▶ **Extracted data**
::::::
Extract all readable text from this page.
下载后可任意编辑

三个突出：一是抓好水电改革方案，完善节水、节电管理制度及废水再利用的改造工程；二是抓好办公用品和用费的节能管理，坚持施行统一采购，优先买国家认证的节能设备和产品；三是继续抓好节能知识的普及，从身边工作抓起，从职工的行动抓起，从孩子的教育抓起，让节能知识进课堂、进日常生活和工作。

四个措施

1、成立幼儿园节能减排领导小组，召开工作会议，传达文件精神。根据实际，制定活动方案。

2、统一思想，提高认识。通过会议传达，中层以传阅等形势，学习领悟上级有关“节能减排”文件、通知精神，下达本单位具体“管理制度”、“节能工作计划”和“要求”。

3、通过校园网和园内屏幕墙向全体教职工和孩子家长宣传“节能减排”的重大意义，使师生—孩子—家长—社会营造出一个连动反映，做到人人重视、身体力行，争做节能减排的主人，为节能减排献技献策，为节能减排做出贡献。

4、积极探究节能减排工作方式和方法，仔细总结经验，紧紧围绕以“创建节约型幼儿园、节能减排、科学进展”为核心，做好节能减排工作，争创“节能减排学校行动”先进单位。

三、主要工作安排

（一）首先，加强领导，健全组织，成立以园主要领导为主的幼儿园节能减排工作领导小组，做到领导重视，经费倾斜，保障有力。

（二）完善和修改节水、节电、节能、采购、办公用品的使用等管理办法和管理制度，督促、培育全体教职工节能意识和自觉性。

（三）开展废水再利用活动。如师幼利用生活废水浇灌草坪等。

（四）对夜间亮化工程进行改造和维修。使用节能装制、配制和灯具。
::::::
Return all of the data precisely as it appears.

Extract all readable text from this page.
下载后可任意编辑

三个突出：一是抓好水电改革方案，完善节水、节电管理制度及废水再利用的改造工程；二是抓好办公用品和用费的节能管理，坚持施行统一采购，优先买国家认证的节能设备和产品；三是继续抓好节能知识的普及，从身边工作抓起，从职工的行动抓起，从孩子的教育抓起，让节能知识进课堂、进日常生活和工作。

四个措施

1、成立幼儿园节能减排领导小组，召开工作会议，传达文件精神。根据实际，制定活动方案。

2、统一思想，提高认识。通过会议传达，中层以传阅等形势，学习领悟上级有关“节能减排”文件、通知精神，下达本单位具体“管理制度”、“节能工作计划”和“要求”。

3、通过校园网和园内屏幕墙向全体教职工和孩子家长宣传“节能减排”的重大意义，使师生—孩子—家长—社会营造出一个连动反映，做到人人重视、身体力行，争做节能减排的主人，为节能减排献技献策，为节能减排做出贡献。

4、积极探究节能减排工作方式和方法，仔细总结经验，紧紧围绕以“创建节约型幼儿园、节能减排、科学进展”为核心，做好节能减排工作，争创“节能减排学校行动”先进单位。

三、主要工作安排

（一）首先，加强领导，健全组织，成立以园主要领导为主的幼儿园节能减排工作领导小组，做到领导重视，经费倾斜，保障有力。

（二）完善和修改节水、节电、节能、采购、办公用品的使用等管理办法和管理制度，督促、培育全体教职工节能意识和自觉性。

（三）开展废水再利用活动。如师幼利用生活废水浇灌草坪等。

（四）对夜间亮化工程进行改造和维修。使用节能装制、配制和灯具。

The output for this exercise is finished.